_Given task_: Every record that follows should be printed verbatim.

_Material_:
⁂

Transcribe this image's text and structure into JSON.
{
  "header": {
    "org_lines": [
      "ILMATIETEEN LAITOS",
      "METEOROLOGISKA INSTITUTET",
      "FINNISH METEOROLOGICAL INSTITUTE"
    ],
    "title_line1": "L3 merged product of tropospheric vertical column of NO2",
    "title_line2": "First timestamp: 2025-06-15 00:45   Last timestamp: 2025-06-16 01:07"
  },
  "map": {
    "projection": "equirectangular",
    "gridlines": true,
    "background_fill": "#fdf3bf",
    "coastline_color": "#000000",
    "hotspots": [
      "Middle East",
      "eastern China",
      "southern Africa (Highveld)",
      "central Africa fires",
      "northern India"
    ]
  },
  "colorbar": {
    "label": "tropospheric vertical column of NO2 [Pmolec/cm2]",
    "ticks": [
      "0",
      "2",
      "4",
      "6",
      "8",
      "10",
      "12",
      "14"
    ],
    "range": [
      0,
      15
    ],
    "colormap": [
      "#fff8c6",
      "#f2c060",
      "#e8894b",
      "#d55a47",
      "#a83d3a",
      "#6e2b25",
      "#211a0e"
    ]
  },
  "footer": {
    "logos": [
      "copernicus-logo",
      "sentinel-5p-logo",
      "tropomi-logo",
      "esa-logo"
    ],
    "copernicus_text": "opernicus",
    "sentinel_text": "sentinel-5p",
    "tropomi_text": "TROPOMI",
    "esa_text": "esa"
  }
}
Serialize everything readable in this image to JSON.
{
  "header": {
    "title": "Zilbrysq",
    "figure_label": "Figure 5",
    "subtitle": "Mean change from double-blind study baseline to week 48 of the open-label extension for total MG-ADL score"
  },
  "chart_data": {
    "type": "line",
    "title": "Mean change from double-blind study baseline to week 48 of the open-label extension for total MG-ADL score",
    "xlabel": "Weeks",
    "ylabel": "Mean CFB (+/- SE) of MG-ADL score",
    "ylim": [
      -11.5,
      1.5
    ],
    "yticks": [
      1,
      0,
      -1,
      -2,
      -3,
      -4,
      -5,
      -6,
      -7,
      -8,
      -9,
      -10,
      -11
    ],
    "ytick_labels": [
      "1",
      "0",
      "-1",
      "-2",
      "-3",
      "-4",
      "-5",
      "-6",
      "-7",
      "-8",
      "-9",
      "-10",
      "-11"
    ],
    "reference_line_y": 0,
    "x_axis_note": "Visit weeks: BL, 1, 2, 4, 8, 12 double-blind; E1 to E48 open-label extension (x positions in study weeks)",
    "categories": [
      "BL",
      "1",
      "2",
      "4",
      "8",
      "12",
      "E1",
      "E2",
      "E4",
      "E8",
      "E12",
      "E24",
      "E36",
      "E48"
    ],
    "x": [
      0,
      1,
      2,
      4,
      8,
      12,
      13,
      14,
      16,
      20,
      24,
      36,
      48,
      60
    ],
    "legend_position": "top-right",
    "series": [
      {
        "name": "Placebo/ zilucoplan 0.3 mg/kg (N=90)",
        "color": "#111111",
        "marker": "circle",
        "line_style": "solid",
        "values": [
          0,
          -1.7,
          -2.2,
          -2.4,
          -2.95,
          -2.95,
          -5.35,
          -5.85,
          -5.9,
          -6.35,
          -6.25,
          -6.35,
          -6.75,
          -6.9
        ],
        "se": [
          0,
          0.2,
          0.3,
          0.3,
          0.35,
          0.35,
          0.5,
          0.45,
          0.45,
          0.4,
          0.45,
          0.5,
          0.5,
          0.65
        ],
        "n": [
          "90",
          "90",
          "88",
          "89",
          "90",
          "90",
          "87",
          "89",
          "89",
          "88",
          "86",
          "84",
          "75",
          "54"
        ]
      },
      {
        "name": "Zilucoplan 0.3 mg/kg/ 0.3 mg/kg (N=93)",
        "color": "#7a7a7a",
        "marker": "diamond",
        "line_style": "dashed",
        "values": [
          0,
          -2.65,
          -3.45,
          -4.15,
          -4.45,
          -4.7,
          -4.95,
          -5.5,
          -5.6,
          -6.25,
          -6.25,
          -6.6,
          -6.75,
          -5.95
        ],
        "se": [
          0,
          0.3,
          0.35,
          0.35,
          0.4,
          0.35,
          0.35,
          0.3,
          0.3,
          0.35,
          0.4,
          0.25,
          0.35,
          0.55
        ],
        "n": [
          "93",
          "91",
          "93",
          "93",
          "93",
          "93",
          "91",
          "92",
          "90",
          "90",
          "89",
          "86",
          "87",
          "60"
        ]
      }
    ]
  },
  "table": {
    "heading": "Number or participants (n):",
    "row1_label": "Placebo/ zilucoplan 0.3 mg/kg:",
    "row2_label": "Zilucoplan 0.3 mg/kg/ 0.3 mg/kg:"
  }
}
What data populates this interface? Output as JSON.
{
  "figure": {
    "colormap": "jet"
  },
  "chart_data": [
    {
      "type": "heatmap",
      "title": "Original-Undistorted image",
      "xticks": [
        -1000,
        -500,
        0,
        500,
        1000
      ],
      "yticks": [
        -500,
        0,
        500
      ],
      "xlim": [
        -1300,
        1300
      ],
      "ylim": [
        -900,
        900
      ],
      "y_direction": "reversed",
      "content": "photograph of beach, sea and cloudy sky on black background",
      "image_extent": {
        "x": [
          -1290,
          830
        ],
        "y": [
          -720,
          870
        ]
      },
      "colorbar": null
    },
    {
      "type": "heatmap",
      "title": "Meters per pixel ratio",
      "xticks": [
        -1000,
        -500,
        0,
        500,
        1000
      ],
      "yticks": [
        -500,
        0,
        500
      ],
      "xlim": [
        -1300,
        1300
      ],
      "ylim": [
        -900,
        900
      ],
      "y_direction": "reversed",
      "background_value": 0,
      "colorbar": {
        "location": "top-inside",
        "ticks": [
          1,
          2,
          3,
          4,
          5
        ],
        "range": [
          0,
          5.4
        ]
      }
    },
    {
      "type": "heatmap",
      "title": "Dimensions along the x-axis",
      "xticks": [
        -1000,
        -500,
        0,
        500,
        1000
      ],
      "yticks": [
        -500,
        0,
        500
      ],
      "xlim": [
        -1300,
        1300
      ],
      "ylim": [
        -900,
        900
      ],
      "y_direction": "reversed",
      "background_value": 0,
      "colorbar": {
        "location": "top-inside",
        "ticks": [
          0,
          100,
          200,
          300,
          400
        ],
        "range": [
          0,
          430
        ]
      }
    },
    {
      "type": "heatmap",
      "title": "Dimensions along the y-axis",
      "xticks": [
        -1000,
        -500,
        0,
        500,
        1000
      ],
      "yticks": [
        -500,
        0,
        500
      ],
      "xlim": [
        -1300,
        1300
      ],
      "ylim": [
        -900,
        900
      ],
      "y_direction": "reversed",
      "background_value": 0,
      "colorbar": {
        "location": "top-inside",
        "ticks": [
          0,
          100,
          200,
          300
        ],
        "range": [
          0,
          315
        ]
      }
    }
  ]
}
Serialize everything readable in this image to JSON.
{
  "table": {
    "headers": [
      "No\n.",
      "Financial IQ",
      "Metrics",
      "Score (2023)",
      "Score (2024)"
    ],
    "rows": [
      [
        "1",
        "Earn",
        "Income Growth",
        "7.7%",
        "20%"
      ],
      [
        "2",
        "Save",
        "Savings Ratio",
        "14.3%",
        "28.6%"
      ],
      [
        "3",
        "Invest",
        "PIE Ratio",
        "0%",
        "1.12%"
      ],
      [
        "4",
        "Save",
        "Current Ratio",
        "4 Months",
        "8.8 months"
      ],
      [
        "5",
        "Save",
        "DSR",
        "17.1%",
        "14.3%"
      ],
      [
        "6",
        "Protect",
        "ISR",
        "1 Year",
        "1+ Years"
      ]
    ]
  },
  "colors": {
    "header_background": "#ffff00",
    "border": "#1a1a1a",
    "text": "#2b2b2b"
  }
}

⁂

_Solved exercise_:
Transcribe this image's text and structure into JSON.
{
  "header": {
    "org_lines": [
      "ILMATIETEEN LAITOS",
      "METEOROLOGISKA INSTITUTET",
      "FINNISH METEOROLOGICAL INSTITUTE"
    ],
    "title_line1": "L3 merged product of tropospheric vertical column of NO2",
    "title_line2": "First timestamp: 2025-06-15 00:45   Last timestamp: 2025-06-16 01:07"
  },
  "map": {
    "projection": "equirectangular",
    "gridlines": true,
    "background_fill": "#fdf3bf",
    "coastline_color": "#000000",
    "hotspots": [
      "Middle East",
      "eastern China",
      "southern Africa (Highveld)",
      "central Africa fires",
      "northern India"
    ]
  },
  "colorbar": {
    "label": "tropospheric vertical column of NO2 [Pmolec/cm2]",
    "ticks": [
      "0",
      "2",
      "4",
      "6",
      "8",
      "10",
      "12",
      "14"
    ],
    "range": [
      0,
      15
    ],
    "colormap": [
      "#fff8c6",
      "#f2c060",
      "#e8894b",
      "#d55a47",
      "#a83d3a",
      "#6e2b25",
      "#211a0e"
    ]
  },
  "footer": {
    "logos": [
      "copernicus-logo",
      "sentinel-5p-logo",
      "tropomi-logo",
      "esa-logo"
    ],
    "copernicus_text": "opernicus",
    "sentinel_text": "sentinel-5p",
    "tropomi_text": "TROPOMI",
    "esa_text": "esa"
  }
}
Serialize everything readable in this image to JSON.
{
  "header": {
    "title": "Zilbrysq",
    "figure_label": "Figure 5",
    "subtitle": "Mean change from double-blind study baseline to week 48 of the open-label extension for total MG-ADL score"
  },
  "chart_data": {
    "type": "line",
    "title": "Mean change from double-blind study baseline to week 48 of the open-label extension for total MG-ADL score",
    "xlabel": "Weeks",
    "ylabel": "Mean CFB (+/- SE) of MG-ADL score",
    "ylim": [
      -11.5,
      1.5
    ],
    "yticks": [
      1,
      0,
      -1,
      -2,
      -3,
      -4,
      -5,
      -6,
      -7,
      -8,
      -9,
      -10,
      -11
    ],
    "ytick_labels": [
      "1",
      "0",
      "-1",
      "-2",
      "-3",
      "-4",
      "-5",
      "-6",
      "-7",
      "-8",
      "-9",
      "-10",
      "-11"
    ],
    "reference_line_y": 0,
    "x_axis_note": "Visit weeks: BL, 1, 2, 4, 8, 12 double-blind; E1 to E48 open-label extension (x positions in study weeks)",
    "categories": [
      "BL",
      "1",
      "2",
      "4",
      "8",
      "12",
      "E1",
      "E2",
      "E4",
      "E8",
      "E12",
      "E24",
      "E36",
      "E48"
    ],
    "x": [
      0,
      1,
      2,
      4,
      8,
      12,
      13,
      14,
      16,
      20,
      24,
      36,
      48,
      60
    ],
    "legend_position": "top-right",
    "series": [
      {
        "name": "Placebo/ zilucoplan 0.3 mg/kg (N=90)",
        "color": "#111111",
        "marker": "circle",
        "line_style": "solid",
        "values": [
          0,
          -1.7,
          -2.2,
          -2.4,
          -2.95,
          -2.95,
          -5.35,
          -5.85,
          -5.9,
          -6.35,
          -6.25,
          -6.35,
          -6.75,
          -6.9
        ],
        "se": [
          0,
          0.2,
          0.3,
          0.3,
          0.35,
          0.35,
          0.5,
          0.45,
          0.45,
          0.4,
          0.45,
          0.5,
          0.5,
          0.65
        ],
        "n": [
          "90",
          "90",
          "88",
          "89",
          "90",
          "90",
          "87",
          "89",
          "89",
          "88",
          "86",
          "84",
          "75",
          "54"
        ]
      },
      {
        "name": "Zilucoplan 0.3 mg/kg/ 0.3 mg/kg (N=93)",
        "color": "#7a7a7a",
        "marker": "diamond",
        "line_style": "dashed",
        "values": [
          0,
          -2.65,
          -3.45,
          -4.15,
          -4.45,
          -4.7,
          -4.95,
          -5.5,
          -5.6,
          -6.25,
          -6.25,
          -6.6,
          -6.75,
          -5.95
        ],
        "se": [
          0,
          0.3,
          0.35,
          0.35,
          0.4,
          0.35,
          0.35,
          0.3,
          0.3,
          0.35,
          0.4,
          0.25,
          0.35,
          0.55
        ],
        "n": [
          "93",
          "91",
          "93",
          "93",
          "93",
          "93",
          "91",
          "92",
          "90",
          "90",
          "89",
          "86",
          "87",
          "60"
        ]
      }
    ]
  },
  "table": {
    "heading": "Number or participants (n):",
    "row1_label": "Placebo/ zilucoplan 0.3 mg/kg:",
    "row2_label": "Zilucoplan 0.3 mg/kg/ 0.3 mg/kg:"
  }
}
What data populates this interface? Output as JSON.
{
  "figure": {
    "colormap": "jet"
  },
  "chart_data": [
    {
      "type": "heatmap",
      "title": "Original-Undistorted image",
      "xticks": [
        -1000,
        -500,
        0,
        500,
        1000
      ],
      "yticks": [
        -500,
        0,
        500
      ],
      "xlim": [
        -1300,
        1300
      ],
      "ylim": [
        -900,
        900
      ],
      "y_direction": "reversed",
      "content": "photograph of beach, sea and cloudy sky on black background",
      "image_extent": {
        "x": [
          -1290,
          830
        ],
        "y": [
          -720,
          870
        ]
      },
      "colorbar": null
    },
    {
      "type": "heatmap",
      "title": "Meters per pixel ratio",
      "xticks": [
        -1000,
        -500,
        0,
        500,
        1000
      ],
      "yticks": [
        -500,
        0,
        500
      ],
      "xlim": [
        -1300,
        1300
      ],
      "ylim": [
        -900,
        900
      ],
      "y_direction": "reversed",
      "background_value": 0,
      "colorbar": {
        "location": "top-inside",
        "ticks": [
          1,
          2,
          3,
          4,
          5
        ],
        "range": [
          0,
          5.4
        ]
      }
    },
    {
      "type": "heatmap",
      "title": "Dimensions along the x-axis",
      "xticks": [
        -1000,
        -500,
        0,
        500,
        1000
      ],
      "yticks": [
        -500,
        0,
        500
      ],
      "xlim": [
        -1300,
        1300
      ],
      "ylim": [
        -900,
        900
      ],
      "y_direction": "reversed",
      "background_value": 0,
      "colorbar": {
        "location": "top-inside",
        "ticks": [
          0,
          100,
          200,
          300,
          400
        ],
        "range": [
          0,
          430
        ]
      }
    },
    {
      "type": "heatmap",
      "title": "Dimensions along the y-axis",
      "xticks": [
        -1000,
        -500,
        0,
        500,
        1000
      ],
      "yticks": [
        -500,
        0,
        500
      ],
      "xlim": [
        -1300,
        1300
      ],
      "ylim": [
        -900,
        900
      ],
      "y_direction": "reversed",
      "background_value": 0,
      "colorbar": {
        "location": "top-inside",
        "ticks": [
          0,
          100,
          200,
          300
        ],
        "range": [
          0,
          315
        ]
      }
    }
  ]
}
Serialize everything readable in this image to JSON.
{
  "table": {
    "headers": [
      "No\n.",
      "Financial IQ",
      "Metrics",
      "Score (2023)",
      "Score (2024)"
    ],
    "rows": [
      [
        "1",
        "Earn",
        "Income Growth",
        "7.7%",
        "20%"
      ],
      [
        "2",
        "Save",
        "Savings Ratio",
        "14.3%",
        "28.6%"
      ],
      [
        "3",
        "Invest",
        "PIE Ratio",
        "0%",
        "1.12%"
      ],
      [
        "4",
        "Save",
        "Current Ratio",
        "4 Months",
        "8.8 months"
      ],
      [
        "5",
        "Save",
        "DSR",
        "17.1%",
        "14.3%"
      ],
      [
        "6",
        "Protect",
        "ISR",
        "1 Year",
        "1+ Years"
      ]
    ]
  },
  "colors": {
    "header_background": "#ffff00",
    "border": "#1a1a1a",
    "text": "#2b2b2b"
  }
}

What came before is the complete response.